Raw records:
--- Start ---

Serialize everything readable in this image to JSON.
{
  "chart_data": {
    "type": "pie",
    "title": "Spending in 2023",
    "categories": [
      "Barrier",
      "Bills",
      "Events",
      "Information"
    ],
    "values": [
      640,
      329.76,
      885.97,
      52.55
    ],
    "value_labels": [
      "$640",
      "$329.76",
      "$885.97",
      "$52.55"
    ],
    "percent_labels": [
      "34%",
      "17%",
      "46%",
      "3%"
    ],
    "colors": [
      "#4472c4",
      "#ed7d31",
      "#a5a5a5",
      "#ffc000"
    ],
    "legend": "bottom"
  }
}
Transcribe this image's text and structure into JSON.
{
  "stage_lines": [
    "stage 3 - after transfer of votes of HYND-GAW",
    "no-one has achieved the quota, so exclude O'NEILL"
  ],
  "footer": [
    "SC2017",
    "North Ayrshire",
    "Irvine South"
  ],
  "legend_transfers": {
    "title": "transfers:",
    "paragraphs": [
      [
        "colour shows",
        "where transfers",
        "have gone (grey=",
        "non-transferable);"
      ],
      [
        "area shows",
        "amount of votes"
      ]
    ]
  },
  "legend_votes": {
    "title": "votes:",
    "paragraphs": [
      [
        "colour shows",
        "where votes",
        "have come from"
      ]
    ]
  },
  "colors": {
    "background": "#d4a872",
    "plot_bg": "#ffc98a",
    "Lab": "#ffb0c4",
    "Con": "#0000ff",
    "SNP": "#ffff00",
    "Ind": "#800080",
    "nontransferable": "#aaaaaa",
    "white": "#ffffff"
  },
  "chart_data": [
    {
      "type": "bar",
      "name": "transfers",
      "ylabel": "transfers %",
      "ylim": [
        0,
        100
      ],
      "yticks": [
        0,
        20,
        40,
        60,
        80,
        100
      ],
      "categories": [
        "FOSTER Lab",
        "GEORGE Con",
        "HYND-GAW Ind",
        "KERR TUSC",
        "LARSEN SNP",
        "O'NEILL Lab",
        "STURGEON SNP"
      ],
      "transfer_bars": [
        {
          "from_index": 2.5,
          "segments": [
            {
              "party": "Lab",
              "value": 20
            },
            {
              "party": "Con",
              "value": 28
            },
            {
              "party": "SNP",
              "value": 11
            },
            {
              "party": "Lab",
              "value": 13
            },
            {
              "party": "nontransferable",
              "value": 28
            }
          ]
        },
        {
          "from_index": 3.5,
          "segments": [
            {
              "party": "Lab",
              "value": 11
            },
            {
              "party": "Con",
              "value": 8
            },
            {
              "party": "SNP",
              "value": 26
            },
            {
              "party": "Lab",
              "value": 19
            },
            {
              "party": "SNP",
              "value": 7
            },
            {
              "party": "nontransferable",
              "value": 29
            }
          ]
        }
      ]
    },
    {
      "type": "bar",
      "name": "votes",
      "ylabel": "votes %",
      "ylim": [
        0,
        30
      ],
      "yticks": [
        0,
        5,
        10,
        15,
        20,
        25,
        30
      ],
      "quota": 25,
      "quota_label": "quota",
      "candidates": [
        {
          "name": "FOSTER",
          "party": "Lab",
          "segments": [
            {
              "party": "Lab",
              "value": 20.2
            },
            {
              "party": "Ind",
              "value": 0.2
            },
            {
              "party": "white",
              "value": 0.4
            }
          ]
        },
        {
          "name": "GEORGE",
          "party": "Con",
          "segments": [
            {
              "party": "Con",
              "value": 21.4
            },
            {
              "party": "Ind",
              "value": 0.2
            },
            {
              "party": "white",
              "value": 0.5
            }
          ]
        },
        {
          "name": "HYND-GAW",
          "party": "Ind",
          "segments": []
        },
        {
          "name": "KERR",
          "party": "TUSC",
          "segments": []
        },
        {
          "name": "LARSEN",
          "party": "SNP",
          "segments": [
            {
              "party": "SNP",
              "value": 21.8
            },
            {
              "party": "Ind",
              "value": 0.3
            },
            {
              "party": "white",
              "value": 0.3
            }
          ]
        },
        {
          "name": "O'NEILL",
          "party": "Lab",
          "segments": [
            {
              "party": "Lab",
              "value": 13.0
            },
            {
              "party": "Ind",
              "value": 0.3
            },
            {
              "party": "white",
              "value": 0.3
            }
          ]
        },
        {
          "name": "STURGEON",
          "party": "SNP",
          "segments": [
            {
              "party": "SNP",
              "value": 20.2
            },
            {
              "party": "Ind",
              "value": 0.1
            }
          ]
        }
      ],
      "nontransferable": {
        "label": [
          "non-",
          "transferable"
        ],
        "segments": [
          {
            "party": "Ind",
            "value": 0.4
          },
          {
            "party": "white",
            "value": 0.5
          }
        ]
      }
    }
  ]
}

--- End ---

PROBLEM TO SOLVE:
Quote every line of the data, word for word.

FINAL RESULT:
Serialize everything readable in this image to JSON.
{
  "chart_data": {
    "type": "pie",
    "title": "Spending in 2023",
    "categories": [
      "Barrier",
      "Bills",
      "Events",
      "Information"
    ],
    "values": [
      640,
      329.76,
      885.97,
      52.55
    ],
    "value_labels": [
      "$640",
      "$329.76",
      "$885.97",
      "$52.55"
    ],
    "percent_labels": [
      "34%",
      "17%",
      "46%",
      "3%"
    ],
    "colors": [
      "#4472c4",
      "#ed7d31",
      "#a5a5a5",
      "#ffc000"
    ],
    "legend": "bottom"
  }
}
Transcribe this image's text and structure into JSON.
{
  "stage_lines": [
    "stage 3 - after transfer of votes of HYND-GAW",
    "no-one has achieved the quota, so exclude O'NEILL"
  ],
  "footer": [
    "SC2017",
    "North Ayrshire",
    "Irvine South"
  ],
  "legend_transfers": {
    "title": "transfers:",
    "paragraphs": [
      [
        "colour shows",
        "where transfers",
        "have gone (grey=",
        "non-transferable);"
      ],
      [
        "area shows",
        "amount of votes"
      ]
    ]
  },
  "legend_votes": {
    "title": "votes:",
    "paragraphs": [
      [
        "colour shows",
        "where votes",
        "have come from"
      ]
    ]
  },
  "colors": {
    "background": "#d4a872",
    "plot_bg": "#ffc98a",
    "Lab": "#ffb0c4",
    "Con": "#0000ff",
    "SNP": "#ffff00",
    "Ind": "#800080",
    "nontransferable": "#aaaaaa",
    "white": "#ffffff"
  },
  "chart_data": [
    {
      "type": "bar",
      "name": "transfers",
      "ylabel": "transfers %",
      "ylim": [
        0,
        100
      ],
      "yticks": [
        0,
        20,
        40,
        60,
        80,
        100
      ],
      "categories": [
        "FOSTER Lab",
        "GEORGE Con",
        "HYND-GAW Ind",
        "KERR TUSC",
        "LARSEN SNP",
        "O'NEILL Lab",
        "STURGEON SNP"
      ],
      "transfer_bars": [
        {
          "from_index": 2.5,
          "segments": [
            {
              "party": "Lab",
              "value": 20
            },
            {
              "party": "Con",
              "value": 28
            },
            {
              "party": "SNP",
              "value": 11
            },
            {
              "party": "Lab",
              "value": 13
            },
            {
              "party": "nontransferable",
              "value": 28
            }
          ]
        },
        {
          "from_index": 3.5,
          "segments": [
            {
              "party": "Lab",
              "value": 11
            },
            {
              "party": "Con",
              "value": 8
            },
            {
              "party": "SNP",
              "value": 26
            },
            {
              "party": "Lab",
              "value": 19
            },
            {
              "party": "SNP",
              "value": 7
            },
            {
              "party": "nontransferable",
              "value": 29
            }
          ]
        }
      ]
    },
    {
      "type": "bar",
      "name": "votes",
      "ylabel": "votes %",
      "ylim": [
        0,
        30
      ],
      "yticks": [
        0,
        5,
        10,
        15,
        20,
        25,
        30
      ],
      "quota": 25,
      "quota_label": "quota",
      "candidates": [
        {
          "name": "FOSTER",
          "party": "Lab",
          "segments": [
            {
              "party": "Lab",
              "value": 20.2
            },
            {
              "party": "Ind",
              "value": 0.2
            },
            {
              "party": "white",
              "value": 0.4
            }
          ]
        },
        {
          "name": "GEORGE",
          "party": "Con",
          "segments": [
            {
              "party": "Con",
              "value": 21.4
            },
            {
              "party": "Ind",
              "value": 0.2
            },
            {
              "party": "white",
              "value": 0.5
            }
          ]
        },
        {
          "name": "HYND-GAW",
          "party": "Ind",
          "segments": []
        },
        {
          "name": "KERR",
          "party": "TUSC",
          "segments": []
        },
        {
          "name": "LARSEN",
          "party": "SNP",
          "segments": [
            {
              "party": "SNP",
              "value": 21.8
            },
            {
              "party": "Ind",
              "value": 0.3
            },
            {
              "party": "white",
              "value": 0.3
            }
          ]
        },
        {
          "name": "O'NEILL",
          "party": "Lab",
          "segments": [
            {
              "party": "Lab",
              "value": 13.0
            },
            {
              "party": "Ind",
              "value": 0.3
            },
            {
              "party": "white",
              "value": 0.3
            }
          ]
        },
        {
          "name": "STURGEON",
          "party": "SNP",
          "segments": [
            {
              "party": "SNP",
              "value": 20.2
            },
            {
              "party": "Ind",
              "value": 0.1
            }
          ]
        }
      ],
      "nontransferable": {
        "label": [
          "non-",
          "transferable"
        ],
        "segments": [
          {
            "party": "Ind",
            "value": 0.4
          },
          {
            "party": "white",
            "value": 0.5
          }
        ]
      }
    }
  ]
}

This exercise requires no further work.